▸ **WHAT THIS TASK INVOLVES**: Work out how many lines include "Transition" and answer with that number only.

--- start of TASK INPUTS ---

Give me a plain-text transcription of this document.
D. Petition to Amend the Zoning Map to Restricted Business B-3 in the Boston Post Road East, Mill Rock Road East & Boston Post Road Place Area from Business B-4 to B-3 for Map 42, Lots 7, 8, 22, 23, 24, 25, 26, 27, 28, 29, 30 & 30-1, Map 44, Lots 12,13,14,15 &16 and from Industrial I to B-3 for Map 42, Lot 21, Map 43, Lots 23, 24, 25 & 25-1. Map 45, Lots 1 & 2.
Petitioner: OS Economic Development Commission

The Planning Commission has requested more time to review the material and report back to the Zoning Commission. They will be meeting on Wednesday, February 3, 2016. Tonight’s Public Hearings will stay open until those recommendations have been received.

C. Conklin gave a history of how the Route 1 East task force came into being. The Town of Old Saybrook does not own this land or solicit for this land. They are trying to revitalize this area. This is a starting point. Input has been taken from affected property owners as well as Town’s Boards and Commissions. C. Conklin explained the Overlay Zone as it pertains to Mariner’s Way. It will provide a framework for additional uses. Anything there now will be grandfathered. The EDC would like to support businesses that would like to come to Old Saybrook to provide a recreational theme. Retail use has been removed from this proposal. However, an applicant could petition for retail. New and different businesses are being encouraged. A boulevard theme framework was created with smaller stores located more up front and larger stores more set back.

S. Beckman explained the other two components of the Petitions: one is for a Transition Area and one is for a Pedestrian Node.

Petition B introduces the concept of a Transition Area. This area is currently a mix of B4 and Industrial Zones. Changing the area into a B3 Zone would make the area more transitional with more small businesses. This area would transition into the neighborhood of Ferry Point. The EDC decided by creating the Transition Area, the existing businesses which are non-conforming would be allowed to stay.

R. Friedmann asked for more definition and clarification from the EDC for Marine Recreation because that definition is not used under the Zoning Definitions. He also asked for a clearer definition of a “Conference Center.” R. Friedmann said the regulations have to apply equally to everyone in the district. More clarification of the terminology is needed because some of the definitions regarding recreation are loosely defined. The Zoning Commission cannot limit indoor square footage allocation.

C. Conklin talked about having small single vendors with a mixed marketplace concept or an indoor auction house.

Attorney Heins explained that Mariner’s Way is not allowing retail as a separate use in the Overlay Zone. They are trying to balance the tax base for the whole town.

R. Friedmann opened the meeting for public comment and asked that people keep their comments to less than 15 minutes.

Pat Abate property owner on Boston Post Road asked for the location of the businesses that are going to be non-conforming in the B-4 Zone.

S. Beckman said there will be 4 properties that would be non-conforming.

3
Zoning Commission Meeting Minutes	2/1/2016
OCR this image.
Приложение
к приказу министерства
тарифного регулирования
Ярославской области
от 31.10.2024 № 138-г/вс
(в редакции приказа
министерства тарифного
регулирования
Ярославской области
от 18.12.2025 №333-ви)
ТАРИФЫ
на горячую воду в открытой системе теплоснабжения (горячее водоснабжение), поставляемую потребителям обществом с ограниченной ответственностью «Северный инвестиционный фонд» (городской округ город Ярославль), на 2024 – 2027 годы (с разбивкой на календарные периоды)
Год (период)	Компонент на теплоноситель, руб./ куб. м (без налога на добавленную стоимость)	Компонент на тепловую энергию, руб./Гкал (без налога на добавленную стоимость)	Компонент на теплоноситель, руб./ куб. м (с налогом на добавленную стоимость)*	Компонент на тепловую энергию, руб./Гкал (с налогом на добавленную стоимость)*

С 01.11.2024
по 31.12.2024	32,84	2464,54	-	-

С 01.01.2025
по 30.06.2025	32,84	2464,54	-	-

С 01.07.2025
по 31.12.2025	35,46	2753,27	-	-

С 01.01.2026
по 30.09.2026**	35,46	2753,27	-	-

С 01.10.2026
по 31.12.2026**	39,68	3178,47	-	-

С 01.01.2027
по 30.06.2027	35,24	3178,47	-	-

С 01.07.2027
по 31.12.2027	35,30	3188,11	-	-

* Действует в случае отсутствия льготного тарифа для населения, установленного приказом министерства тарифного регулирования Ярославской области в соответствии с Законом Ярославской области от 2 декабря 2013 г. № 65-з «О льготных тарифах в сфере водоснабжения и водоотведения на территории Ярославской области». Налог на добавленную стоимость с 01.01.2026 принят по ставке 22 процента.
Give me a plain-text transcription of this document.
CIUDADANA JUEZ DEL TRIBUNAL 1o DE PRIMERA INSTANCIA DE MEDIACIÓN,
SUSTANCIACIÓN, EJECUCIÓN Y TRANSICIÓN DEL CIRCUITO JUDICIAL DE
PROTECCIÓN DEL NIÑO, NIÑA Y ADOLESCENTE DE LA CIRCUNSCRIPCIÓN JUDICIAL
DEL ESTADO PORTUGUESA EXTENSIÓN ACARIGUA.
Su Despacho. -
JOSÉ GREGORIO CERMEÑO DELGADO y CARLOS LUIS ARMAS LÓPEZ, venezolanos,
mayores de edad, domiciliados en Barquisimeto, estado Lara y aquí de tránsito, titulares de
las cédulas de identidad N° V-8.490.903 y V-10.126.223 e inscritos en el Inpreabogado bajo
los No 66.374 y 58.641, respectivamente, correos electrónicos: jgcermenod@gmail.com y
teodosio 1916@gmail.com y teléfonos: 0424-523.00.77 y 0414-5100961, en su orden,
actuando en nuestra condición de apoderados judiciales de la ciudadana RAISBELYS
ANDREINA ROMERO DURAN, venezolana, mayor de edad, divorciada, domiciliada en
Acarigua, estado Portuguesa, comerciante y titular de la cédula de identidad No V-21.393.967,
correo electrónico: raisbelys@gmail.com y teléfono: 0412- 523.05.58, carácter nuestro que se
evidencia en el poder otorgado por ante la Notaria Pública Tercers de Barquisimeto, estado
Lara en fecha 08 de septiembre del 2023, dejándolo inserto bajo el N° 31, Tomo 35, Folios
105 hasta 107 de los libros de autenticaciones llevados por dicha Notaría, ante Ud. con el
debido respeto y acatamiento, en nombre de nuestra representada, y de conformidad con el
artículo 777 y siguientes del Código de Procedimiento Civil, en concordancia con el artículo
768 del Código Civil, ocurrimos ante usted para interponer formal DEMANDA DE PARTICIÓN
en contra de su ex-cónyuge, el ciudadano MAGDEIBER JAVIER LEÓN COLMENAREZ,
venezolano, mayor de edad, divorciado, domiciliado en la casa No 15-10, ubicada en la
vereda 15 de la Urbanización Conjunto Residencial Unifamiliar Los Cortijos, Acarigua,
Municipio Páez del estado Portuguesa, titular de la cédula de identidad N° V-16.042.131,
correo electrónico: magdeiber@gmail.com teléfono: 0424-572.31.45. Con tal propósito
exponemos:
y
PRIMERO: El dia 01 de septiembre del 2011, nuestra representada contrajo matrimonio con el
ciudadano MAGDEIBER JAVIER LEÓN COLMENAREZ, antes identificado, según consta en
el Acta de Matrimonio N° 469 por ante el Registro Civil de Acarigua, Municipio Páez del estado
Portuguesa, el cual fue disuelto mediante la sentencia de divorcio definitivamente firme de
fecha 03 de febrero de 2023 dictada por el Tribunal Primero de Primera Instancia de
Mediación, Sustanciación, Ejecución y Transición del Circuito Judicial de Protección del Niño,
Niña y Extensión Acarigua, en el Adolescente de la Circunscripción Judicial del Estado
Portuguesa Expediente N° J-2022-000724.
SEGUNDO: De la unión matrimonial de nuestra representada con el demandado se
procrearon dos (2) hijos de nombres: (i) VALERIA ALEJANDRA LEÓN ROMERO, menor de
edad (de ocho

--- end of TASK INPUTS ---

▸ **ANSWER FOR THE TASK**: 2